• Task requirements
Write out the listing beneath this instruction in its entirety, exactly as it reads.

• Supplied material
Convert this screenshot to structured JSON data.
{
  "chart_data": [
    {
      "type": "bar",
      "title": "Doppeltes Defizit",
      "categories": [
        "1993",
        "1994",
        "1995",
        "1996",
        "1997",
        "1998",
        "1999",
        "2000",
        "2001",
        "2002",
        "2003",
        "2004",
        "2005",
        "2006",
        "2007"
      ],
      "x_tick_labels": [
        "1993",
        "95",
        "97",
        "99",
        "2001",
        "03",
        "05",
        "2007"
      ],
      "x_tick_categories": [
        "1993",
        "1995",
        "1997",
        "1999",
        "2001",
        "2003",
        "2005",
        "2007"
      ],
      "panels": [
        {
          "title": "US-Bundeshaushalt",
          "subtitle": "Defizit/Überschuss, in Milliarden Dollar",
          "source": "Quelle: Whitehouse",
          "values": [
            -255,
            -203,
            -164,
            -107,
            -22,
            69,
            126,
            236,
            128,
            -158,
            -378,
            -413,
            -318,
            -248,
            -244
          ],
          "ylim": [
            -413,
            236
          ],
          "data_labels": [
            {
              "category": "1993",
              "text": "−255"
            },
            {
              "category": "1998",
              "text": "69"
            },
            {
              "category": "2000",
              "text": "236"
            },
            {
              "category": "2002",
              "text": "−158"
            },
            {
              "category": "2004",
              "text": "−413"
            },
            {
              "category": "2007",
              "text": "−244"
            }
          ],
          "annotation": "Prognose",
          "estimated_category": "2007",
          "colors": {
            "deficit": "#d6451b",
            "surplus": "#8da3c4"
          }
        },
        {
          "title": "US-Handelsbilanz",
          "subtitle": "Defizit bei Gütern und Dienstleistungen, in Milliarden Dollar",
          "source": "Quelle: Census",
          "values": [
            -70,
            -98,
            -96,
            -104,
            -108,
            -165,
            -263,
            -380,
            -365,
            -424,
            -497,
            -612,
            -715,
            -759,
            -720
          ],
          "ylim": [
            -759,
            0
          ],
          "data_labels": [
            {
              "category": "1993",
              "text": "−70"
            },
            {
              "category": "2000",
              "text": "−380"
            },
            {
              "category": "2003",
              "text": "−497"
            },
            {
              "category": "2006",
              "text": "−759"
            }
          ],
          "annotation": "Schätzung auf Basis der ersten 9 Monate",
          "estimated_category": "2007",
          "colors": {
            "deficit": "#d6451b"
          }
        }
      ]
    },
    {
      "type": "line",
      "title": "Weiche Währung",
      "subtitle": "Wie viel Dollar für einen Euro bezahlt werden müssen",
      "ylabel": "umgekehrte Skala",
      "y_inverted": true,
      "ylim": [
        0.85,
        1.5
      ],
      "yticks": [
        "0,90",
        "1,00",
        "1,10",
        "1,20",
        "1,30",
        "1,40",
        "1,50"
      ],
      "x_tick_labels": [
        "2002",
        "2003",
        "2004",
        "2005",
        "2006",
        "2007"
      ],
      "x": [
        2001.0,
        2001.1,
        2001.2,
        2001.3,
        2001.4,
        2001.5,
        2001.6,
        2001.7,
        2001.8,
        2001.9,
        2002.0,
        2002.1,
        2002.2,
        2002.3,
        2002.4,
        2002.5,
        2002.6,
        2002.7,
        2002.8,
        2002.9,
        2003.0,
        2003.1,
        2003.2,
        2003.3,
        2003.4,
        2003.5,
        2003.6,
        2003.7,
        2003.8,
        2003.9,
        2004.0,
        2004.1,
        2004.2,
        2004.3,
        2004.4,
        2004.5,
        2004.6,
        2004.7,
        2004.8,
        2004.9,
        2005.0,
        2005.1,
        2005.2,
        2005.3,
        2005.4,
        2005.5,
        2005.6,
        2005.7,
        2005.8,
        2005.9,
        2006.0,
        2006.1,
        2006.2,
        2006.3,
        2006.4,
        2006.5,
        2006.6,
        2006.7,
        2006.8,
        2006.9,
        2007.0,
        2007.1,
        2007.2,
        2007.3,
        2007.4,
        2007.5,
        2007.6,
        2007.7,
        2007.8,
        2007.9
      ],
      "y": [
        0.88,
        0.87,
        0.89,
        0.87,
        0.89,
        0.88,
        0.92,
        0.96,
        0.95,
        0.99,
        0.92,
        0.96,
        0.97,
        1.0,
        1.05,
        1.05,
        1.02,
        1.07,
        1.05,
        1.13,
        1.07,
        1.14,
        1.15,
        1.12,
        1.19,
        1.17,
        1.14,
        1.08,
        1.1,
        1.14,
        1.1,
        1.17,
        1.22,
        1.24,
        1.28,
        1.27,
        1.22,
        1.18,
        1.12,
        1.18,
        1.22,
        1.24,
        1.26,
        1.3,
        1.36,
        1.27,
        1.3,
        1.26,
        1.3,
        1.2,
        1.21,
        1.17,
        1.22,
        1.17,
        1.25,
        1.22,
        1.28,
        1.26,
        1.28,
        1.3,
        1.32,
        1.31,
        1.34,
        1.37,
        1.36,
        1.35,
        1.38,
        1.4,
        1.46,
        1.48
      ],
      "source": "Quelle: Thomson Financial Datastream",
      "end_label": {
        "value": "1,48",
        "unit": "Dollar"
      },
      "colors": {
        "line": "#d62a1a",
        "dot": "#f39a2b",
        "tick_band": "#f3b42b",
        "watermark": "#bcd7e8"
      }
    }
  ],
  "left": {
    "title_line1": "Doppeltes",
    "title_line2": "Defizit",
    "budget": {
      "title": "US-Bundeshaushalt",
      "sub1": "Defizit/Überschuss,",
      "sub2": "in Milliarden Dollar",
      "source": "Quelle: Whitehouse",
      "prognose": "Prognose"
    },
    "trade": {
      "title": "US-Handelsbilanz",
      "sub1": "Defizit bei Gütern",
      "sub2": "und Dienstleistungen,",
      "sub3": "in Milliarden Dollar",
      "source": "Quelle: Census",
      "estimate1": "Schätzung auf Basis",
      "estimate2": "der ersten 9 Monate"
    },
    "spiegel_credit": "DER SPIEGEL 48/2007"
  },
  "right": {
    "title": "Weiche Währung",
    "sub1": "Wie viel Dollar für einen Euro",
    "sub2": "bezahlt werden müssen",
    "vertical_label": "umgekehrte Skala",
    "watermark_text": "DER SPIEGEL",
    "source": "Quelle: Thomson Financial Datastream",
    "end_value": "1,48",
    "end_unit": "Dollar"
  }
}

• Exercise solution
Convert this screenshot to structured JSON data.
{
  "chart_data": [
    {
      "type": "bar",
      "title": "Doppeltes Defizit",
      "categories": [
        "1993",
        "1994",
        "1995",
        "1996",
        "1997",
        "1998",
        "1999",
        "2000",
        "2001",
        "2002",
        "2003",
        "2004",
        "2005",
        "2006",
        "2007"
      ],
      "x_tick_labels": [
        "1993",
        "95",
        "97",
        "99",
        "2001",
        "03",
        "05",
        "2007"
      ],
      "x_tick_categories": [
        "1993",
        "1995",
        "1997",
        "1999",
        "2001",
        "2003",
        "2005",
        "2007"
      ],
      "panels": [
        {
          "title": "US-Bundeshaushalt",
          "subtitle": "Defizit/Überschuss, in Milliarden Dollar",
          "source": "Quelle: Whitehouse",
          "values": [
            -255,
            -203,
            -164,
            -107,
            -22,
            69,
            126,
            236,
            128,
            -158,
            -378,
            -413,
            -318,
            -248,
            -244
          ],
          "ylim": [
            -413,
            236
          ],
          "data_labels": [
            {
              "category": "1993",
              "text": "−255"
            },
            {
              "category": "1998",
              "text": "69"
            },
            {
              "category": "2000",
              "text": "236"
            },
            {
              "category": "2002",
              "text": "−158"
            },
            {
              "category": "2004",
              "text": "−413"
            },
            {
              "category": "2007",
              "text": "−244"
            }
          ],
          "annotation": "Prognose",
          "estimated_category": "2007",
          "colors": {
            "deficit": "#d6451b",
            "surplus": "#8da3c4"
          }
        },
        {
          "title": "US-Handelsbilanz",
          "subtitle": "Defizit bei Gütern und Dienstleistungen, in Milliarden Dollar",
          "source": "Quelle: Census",
          "values": [
            -70,
            -98,
            -96,
            -104,
            -108,
            -165,
            -263,
            -380,
            -365,
            -424,
            -497,
            -612,
            -715,
            -759,
            -720
          ],
          "ylim": [
            -759,
            0
          ],
          "data_labels": [
            {
              "category": "1993",
              "text": "−70"
            },
            {
              "category": "2000",
              "text": "−380"
            },
            {
              "category": "2003",
              "text": "−497"
            },
            {
              "category": "2006",
              "text": "−759"
            }
          ],
          "annotation": "Schätzung auf Basis der ersten 9 Monate",
          "estimated_category": "2007",
          "colors": {
            "deficit": "#d6451b"
          }
        }
      ]
    },
    {
      "type": "line",
      "title": "Weiche Währung",
      "subtitle": "Wie viel Dollar für einen Euro bezahlt werden müssen",
      "ylabel": "umgekehrte Skala",
      "y_inverted": true,
      "ylim": [
        0.85,
        1.5
      ],
      "yticks": [
        "0,90",
        "1,00",
        "1,10",
        "1,20",
        "1,30",
        "1,40",
        "1,50"
      ],
      "x_tick_labels": [
        "2002",
        "2003",
        "2004",
        "2005",
        "2006",
        "2007"
      ],
      "x": [
        2001.0,
        2001.1,
        2001.2,
        2001.3,
        2001.4,
        2001.5,
        2001.6,
        2001.7,
        2001.8,
        2001.9,
        2002.0,
        2002.1,
        2002.2,
        2002.3,
        2002.4,
        2002.5,
        2002.6,
        2002.7,
        2002.8,
        2002.9,
        2003.0,
        2003.1,
        2003.2,
        2003.3,
        2003.4,
        2003.5,
        2003.6,
        2003.7,
        2003.8,
        2003.9,
        2004.0,
        2004.1,
        2004.2,
        2004.3,
        2004.4,
        2004.5,
        2004.6,
        2004.7,
        2004.8,
        2004.9,
        2005.0,
        2005.1,
        2005.2,
        2005.3,
        2005.4,
        2005.5,
        2005.6,
        2005.7,
        2005.8,
        2005.9,
        2006.0,
        2006.1,
        2006.2,
        2006.3,
        2006.4,
        2006.5,
        2006.6,
        2006.7,
        2006.8,
        2006.9,
        2007.0,
        2007.1,
        2007.2,
        2007.3,
        2007.4,
        2007.5,
        2007.6,
        2007.7,
        2007.8,
        2007.9
      ],
      "y": [
        0.88,
        0.87,
        0.89,
        0.87,
        0.89,
        0.88,
        0.92,
        0.96,
        0.95,
        0.99,
        0.92,
        0.96,
        0.97,
        1.0,
        1.05,
        1.05,
        1.02,
        1.07,
        1.05,
        1.13,
        1.07,
        1.14,
        1.15,
        1.12,
        1.19,
        1.17,
        1.14,
        1.08,
        1.1,
        1.14,
        1.1,
        1.17,
        1.22,
        1.24,
        1.28,
        1.27,
        1.22,
        1.18,
        1.12,
        1.18,
        1.22,
        1.24,
        1.26,
        1.3,
        1.36,
        1.27,
        1.3,
        1.26,
        1.3,
        1.2,
        1.21,
        1.17,
        1.22,
        1.17,
        1.25,
        1.22,
        1.28,
        1.26,
        1.28,
        1.3,
        1.32,
        1.31,
        1.34,
        1.37,
        1.36,
        1.35,
        1.38,
        1.4,
        1.46,
        1.48
      ],
      "source": "Quelle: Thomson Financial Datastream",
      "end_label": {
        "value": "1,48",
        "unit": "Dollar"
      },
      "colors": {
        "line": "#d62a1a",
        "dot": "#f39a2b",
        "tick_band": "#f3b42b",
        "watermark": "#bcd7e8"
      }
    }
  ],
  "left": {
    "title_line1": "Doppeltes",
    "title_line2": "Defizit",
    "budget": {
      "title": "US-Bundeshaushalt",
      "sub1": "Defizit/Überschuss,",
      "sub2": "in Milliarden Dollar",
      "source": "Quelle: Whitehouse",
      "prognose": "Prognose"
    },
    "trade": {
      "title": "US-Handelsbilanz",
      "sub1": "Defizit bei Gütern",
      "sub2": "und Dienstleistungen,",
      "sub3": "in Milliarden Dollar",
      "source": "Quelle: Census",
      "estimate1": "Schätzung auf Basis",
      "estimate2": "der ersten 9 Monate"
    },
    "spiegel_credit": "DER SPIEGEL 48/2007"
  },
  "right": {
    "title": "Weiche Währung",
    "sub1": "Wie viel Dollar für einen Euro",
    "sub2": "bezahlt werden müssen",
    "vertical_label": "umgekehrte Skala",
    "watermark_text": "DER SPIEGEL",
    "source": "Quelle: Thomson Financial Datastream",
    "end_value": "1,48",
    "end_unit": "Dollar"
  }
}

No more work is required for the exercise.